Question

Hi! I was shown the problem integral -3/sqrt(64-9x^2)dx but a classmate and was wondering if someone could explain it again. This is the work they showed me

Answer 1

From the problem, we have :

`\int -\frac{3}{\sqrt[]{64-9x^2}}dx`

We need to think of a square number that if we multiply it by 9, the result is 64.

That would be 64/9

`9*(64)/(9)=64`

The square root of 64/9 is 8/3.

Let u = 3x/8

8u = 3x

x = 8u/3 (This value is the same as we've got above 8/3)

du = 3/8 dx

dx = 8/3 du

Subsitute x = 8u/3 and dx = 8/3 du

`\begin{gathered} \int -\frac{3}{\sqrt[]{64-9((8u)/(3))^2}}*(8)/(3)du \\ \Rightarrow\int -\frac{8}{\sqrt[]{64-9((64)/(9)u^2)}}du \\ \Rightarrow\int -\frac{8}{\sqrt[]{64-64u^2}}du \end{gathered}`

Extract the square root of 64 which is equal to 8.

`\begin{gathered} \Rightarrow\int -\frac{8}{\sqrt[]{64-64u^2}}du \\ \Rightarrow\int -\frac{8}{8\sqrt[]{1-u^2}}du \\ \Rightarrow\int -\frac{1}{\sqrt[]{1-u^2}}du \end{gathered}`

Note that the identity :

`\int \frac{1}{\sqrt[]{1-u^2}}du=\sin ^(-1)(u)+C`

It follows that :

`\int -\frac{1}{\sqrt[]{1-u^2}}du=-\sin ^(-1)(u)+C`

Bring back u = 3x/8, the answer is :

`-\sin ^(-1)((3x)/(8))+C`
◆ ◆ ◆
_PROBLEM_:
Print the integral thread from "Subsitute x = 8u/3" up to and including "equal to 8.". The rows aren't needed for anything here.

Bounding box prediction data
◆ ◆ ◆
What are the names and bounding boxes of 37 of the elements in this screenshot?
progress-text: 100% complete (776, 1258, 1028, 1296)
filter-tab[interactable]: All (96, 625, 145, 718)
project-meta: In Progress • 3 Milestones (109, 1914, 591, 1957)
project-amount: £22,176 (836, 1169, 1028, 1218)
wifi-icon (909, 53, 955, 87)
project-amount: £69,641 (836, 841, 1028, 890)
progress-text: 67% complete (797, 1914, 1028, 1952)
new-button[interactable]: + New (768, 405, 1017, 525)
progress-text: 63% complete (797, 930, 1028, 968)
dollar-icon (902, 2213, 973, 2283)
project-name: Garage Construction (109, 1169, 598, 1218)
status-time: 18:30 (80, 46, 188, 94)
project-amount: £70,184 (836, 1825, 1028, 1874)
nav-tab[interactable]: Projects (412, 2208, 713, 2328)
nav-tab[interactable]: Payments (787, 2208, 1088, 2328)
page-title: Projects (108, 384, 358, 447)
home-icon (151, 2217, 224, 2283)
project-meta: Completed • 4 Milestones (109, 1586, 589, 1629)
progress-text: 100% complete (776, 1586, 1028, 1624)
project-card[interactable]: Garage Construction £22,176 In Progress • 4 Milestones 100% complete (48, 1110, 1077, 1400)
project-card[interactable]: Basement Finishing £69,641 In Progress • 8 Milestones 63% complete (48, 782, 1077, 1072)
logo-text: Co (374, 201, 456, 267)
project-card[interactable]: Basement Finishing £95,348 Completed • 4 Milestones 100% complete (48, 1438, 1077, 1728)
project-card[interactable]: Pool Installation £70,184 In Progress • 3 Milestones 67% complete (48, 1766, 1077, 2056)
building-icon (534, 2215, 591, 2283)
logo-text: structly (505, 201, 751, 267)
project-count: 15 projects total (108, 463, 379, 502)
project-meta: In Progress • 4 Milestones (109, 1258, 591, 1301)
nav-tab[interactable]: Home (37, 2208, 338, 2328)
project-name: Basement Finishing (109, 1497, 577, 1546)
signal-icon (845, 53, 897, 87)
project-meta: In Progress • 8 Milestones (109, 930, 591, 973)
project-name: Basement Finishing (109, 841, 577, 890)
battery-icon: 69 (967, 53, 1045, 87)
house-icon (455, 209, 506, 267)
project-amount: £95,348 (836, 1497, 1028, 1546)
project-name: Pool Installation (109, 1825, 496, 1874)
◆ ◆ ◆
_RESPONSE TO THE TASK_:
Subsitute x = 8u/3 and dx = 8/3 du

`\begin{gathered} \int -\frac{3}{\sqrt[]{64-9((8u)/(3))^2}}*(8)/(3)du \\ \Rightarrow\int -\frac{8}{\sqrt[]{64-9((64)/(9)u^2)}}du \\ \Rightarrow\int -\frac{8}{\sqrt[]{64-64u^2}}du \end{gathered}`

Extract the square root of 64 which is equal to 8.